'''
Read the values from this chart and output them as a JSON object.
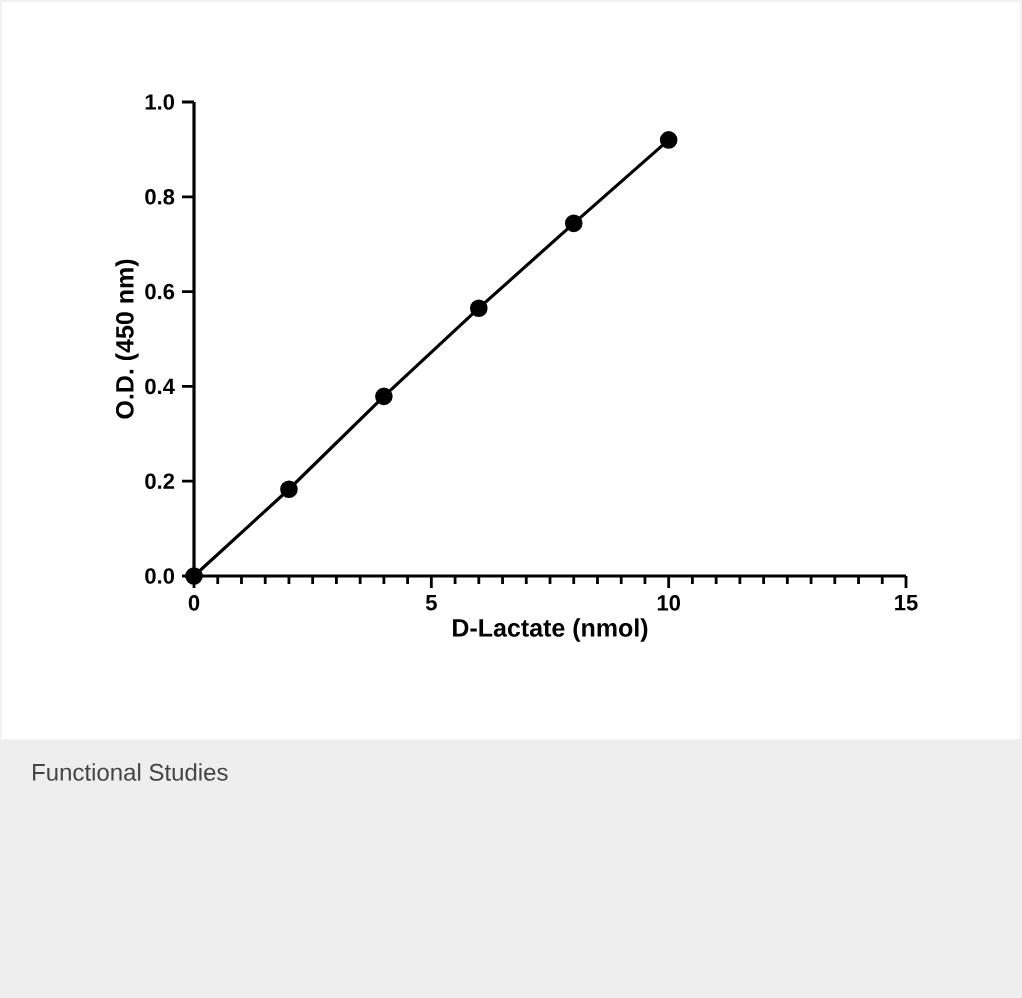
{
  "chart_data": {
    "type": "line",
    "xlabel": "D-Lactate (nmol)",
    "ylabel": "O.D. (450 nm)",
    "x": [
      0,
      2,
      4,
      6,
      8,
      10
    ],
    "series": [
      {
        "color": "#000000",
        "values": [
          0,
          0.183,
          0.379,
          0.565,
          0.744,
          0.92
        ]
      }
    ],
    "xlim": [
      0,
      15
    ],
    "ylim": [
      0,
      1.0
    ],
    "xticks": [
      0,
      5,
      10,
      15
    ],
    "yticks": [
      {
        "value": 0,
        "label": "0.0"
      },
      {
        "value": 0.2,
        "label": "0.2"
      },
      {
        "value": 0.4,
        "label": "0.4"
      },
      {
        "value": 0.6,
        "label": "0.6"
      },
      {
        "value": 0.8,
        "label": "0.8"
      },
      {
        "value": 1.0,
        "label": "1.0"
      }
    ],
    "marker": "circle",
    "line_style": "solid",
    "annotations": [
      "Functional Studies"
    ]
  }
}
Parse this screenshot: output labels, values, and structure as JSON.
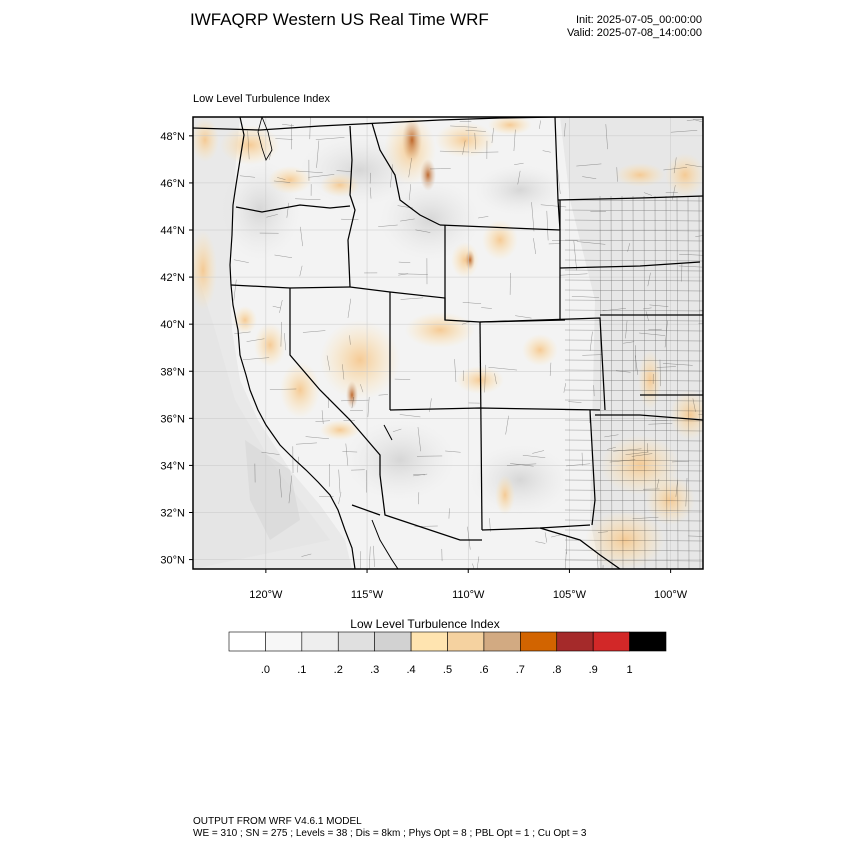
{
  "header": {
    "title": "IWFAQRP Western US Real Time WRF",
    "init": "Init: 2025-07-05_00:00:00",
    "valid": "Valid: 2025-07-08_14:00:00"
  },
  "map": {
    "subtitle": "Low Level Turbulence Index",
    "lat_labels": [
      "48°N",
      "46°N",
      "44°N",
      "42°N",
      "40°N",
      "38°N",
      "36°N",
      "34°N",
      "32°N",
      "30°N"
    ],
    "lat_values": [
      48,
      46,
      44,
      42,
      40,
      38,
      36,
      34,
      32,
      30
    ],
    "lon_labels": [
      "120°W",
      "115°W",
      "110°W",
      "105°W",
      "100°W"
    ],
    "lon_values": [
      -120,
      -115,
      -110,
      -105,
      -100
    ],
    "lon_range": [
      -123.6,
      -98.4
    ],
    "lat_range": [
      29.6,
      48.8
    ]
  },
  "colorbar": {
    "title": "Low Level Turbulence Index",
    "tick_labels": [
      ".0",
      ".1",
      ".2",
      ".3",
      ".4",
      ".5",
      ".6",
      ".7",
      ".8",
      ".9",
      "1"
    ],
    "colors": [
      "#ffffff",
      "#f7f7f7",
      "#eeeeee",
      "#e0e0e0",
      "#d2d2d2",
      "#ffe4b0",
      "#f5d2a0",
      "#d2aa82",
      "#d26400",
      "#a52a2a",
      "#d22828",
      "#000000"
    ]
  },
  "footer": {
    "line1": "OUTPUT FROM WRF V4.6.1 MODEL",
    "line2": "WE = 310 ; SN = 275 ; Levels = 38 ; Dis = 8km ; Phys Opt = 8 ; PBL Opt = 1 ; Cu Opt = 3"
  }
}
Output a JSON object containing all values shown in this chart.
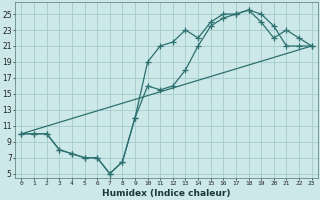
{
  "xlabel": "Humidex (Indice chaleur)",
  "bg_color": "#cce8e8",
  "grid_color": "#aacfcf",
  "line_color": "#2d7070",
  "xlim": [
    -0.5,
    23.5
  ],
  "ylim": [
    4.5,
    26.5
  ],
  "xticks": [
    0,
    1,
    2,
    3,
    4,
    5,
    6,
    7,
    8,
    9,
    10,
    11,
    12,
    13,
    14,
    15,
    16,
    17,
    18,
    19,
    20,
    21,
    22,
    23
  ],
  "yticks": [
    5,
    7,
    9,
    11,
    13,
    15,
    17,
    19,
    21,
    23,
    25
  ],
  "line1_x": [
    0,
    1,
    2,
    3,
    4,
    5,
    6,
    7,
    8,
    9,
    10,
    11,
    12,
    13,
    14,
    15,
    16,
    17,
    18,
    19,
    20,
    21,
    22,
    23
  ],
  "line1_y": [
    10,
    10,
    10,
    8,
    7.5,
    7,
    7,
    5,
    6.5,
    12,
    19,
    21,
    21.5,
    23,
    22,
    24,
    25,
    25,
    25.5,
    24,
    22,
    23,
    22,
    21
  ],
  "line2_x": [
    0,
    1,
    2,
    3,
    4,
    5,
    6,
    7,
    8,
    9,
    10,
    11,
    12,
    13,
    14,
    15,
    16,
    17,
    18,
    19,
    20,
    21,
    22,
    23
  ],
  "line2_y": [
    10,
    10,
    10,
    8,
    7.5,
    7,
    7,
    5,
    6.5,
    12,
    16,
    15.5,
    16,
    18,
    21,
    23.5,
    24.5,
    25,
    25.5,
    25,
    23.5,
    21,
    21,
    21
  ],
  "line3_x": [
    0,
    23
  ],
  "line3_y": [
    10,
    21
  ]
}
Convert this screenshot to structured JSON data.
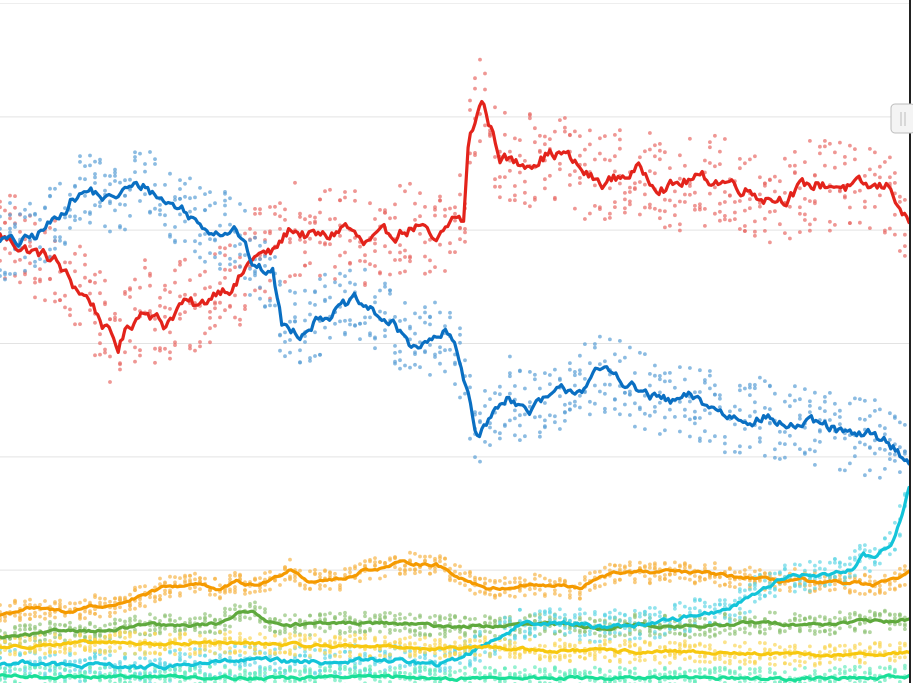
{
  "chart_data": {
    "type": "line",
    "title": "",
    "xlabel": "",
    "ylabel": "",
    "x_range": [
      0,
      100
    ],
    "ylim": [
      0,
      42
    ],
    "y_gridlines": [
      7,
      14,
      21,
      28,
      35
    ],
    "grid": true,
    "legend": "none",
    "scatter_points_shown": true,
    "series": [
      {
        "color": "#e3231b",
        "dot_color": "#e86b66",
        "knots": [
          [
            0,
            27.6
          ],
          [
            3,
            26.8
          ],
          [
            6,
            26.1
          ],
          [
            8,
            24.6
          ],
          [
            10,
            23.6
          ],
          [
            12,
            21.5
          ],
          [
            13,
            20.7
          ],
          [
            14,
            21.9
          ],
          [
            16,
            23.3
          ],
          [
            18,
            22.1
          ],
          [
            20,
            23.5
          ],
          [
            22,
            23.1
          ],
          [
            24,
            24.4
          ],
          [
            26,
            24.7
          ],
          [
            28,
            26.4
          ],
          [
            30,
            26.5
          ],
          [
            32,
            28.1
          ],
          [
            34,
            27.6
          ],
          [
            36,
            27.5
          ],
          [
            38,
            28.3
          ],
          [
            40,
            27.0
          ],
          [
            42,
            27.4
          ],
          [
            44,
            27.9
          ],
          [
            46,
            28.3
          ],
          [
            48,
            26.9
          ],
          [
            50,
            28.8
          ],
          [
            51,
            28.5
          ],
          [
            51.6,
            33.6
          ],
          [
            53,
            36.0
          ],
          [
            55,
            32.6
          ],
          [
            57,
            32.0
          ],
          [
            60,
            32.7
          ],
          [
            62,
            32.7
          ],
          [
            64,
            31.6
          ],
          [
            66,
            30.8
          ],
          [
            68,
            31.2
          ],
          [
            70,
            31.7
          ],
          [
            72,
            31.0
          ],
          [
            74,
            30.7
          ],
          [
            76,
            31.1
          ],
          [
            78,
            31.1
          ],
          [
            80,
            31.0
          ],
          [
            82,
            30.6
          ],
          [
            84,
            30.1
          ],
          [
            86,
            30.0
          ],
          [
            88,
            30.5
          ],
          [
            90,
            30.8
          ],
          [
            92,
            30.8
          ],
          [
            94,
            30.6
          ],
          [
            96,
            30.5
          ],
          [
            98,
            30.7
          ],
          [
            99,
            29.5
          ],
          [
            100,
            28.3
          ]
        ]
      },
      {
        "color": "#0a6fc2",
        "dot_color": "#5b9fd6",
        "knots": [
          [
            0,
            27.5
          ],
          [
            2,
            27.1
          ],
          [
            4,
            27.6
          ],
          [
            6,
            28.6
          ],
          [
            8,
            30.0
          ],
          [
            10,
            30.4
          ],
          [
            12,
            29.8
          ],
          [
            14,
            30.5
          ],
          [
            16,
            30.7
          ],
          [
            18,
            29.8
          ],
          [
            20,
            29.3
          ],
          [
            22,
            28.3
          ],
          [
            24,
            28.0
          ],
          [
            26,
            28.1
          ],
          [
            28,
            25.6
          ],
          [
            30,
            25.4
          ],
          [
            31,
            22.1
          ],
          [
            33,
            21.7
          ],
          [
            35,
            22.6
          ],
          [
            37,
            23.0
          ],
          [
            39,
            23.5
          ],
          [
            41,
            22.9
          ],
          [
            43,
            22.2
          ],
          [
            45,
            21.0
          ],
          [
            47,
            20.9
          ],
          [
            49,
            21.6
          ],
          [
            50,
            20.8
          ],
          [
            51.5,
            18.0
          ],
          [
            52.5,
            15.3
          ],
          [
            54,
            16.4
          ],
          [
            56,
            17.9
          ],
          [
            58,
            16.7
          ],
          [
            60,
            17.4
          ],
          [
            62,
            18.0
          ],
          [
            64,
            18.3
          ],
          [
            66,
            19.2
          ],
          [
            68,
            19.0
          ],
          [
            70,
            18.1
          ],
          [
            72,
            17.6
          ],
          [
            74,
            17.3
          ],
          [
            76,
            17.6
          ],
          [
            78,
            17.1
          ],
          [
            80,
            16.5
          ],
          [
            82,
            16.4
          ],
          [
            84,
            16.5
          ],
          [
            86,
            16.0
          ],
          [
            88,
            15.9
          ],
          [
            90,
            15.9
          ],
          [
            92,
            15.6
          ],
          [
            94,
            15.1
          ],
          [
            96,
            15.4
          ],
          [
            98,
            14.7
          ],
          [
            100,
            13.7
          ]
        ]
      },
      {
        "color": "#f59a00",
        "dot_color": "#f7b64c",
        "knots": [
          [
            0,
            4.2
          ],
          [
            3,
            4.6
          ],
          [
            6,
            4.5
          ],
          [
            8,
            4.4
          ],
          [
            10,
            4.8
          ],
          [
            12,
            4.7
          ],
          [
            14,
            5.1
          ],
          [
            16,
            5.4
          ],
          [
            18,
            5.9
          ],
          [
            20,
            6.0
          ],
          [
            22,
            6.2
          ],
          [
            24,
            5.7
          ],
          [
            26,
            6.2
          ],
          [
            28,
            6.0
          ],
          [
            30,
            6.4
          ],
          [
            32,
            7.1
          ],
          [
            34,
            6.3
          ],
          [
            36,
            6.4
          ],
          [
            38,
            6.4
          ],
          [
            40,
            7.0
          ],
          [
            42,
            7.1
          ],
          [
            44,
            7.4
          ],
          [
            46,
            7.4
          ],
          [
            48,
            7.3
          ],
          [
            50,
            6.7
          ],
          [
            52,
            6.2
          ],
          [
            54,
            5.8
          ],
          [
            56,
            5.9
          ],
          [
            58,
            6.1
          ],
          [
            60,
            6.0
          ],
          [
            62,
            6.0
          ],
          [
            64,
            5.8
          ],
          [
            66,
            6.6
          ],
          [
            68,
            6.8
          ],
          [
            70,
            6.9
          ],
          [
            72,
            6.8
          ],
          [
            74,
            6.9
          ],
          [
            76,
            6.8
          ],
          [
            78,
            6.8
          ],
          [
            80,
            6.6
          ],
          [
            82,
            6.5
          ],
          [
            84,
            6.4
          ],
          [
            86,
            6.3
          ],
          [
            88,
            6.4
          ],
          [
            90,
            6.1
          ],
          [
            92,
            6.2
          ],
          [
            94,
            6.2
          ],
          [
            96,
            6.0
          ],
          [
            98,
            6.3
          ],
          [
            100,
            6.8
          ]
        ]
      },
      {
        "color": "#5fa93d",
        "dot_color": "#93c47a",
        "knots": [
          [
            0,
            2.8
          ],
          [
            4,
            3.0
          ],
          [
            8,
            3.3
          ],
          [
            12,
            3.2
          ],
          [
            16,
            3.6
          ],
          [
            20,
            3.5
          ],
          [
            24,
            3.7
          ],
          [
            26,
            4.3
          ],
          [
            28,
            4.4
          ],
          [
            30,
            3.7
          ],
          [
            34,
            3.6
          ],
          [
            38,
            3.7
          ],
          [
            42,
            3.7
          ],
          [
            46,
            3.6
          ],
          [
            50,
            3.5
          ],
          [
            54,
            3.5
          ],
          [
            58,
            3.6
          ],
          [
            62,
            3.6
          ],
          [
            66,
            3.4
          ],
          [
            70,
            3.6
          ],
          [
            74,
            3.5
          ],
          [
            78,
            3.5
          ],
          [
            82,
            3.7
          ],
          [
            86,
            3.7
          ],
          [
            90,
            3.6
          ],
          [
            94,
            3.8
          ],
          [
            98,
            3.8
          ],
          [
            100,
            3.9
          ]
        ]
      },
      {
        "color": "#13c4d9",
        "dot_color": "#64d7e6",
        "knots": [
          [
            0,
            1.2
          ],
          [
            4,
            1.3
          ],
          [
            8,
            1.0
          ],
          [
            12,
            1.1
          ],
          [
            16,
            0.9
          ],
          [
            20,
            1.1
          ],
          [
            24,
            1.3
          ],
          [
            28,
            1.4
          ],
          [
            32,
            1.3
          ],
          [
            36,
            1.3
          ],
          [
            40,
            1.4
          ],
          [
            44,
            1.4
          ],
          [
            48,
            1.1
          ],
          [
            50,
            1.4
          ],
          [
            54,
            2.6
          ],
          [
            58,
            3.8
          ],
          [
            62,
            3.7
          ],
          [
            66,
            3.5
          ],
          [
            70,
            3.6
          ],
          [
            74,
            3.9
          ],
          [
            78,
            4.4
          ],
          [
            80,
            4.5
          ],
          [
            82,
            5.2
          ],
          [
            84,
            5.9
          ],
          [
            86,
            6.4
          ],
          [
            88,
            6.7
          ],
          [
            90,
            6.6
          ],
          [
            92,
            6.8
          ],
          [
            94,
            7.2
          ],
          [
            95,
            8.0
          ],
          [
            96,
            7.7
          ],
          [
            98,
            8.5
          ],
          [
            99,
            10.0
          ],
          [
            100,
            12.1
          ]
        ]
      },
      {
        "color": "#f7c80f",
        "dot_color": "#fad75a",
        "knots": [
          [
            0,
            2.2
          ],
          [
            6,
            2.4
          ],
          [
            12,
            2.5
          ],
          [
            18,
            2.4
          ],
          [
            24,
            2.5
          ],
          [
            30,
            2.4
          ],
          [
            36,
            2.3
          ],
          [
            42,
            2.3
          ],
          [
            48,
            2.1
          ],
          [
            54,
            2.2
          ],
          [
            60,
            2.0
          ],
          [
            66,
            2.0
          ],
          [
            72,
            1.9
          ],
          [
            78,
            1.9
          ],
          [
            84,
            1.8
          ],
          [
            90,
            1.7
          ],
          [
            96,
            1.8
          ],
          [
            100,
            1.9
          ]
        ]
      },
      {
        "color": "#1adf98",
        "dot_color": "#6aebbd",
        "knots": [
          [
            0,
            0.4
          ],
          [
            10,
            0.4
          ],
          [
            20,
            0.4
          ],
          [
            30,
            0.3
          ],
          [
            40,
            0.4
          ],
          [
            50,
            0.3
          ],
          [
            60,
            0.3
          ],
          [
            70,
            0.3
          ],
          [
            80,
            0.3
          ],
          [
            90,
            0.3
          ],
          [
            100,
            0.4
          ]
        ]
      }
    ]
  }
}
'''
#### Written exercise:
Copy down every line of the material above that includes the string "object".

#### Final answer:
Read the values from this chart and output them as a JSON object.
Output a JSON object containing all values shown in this chart.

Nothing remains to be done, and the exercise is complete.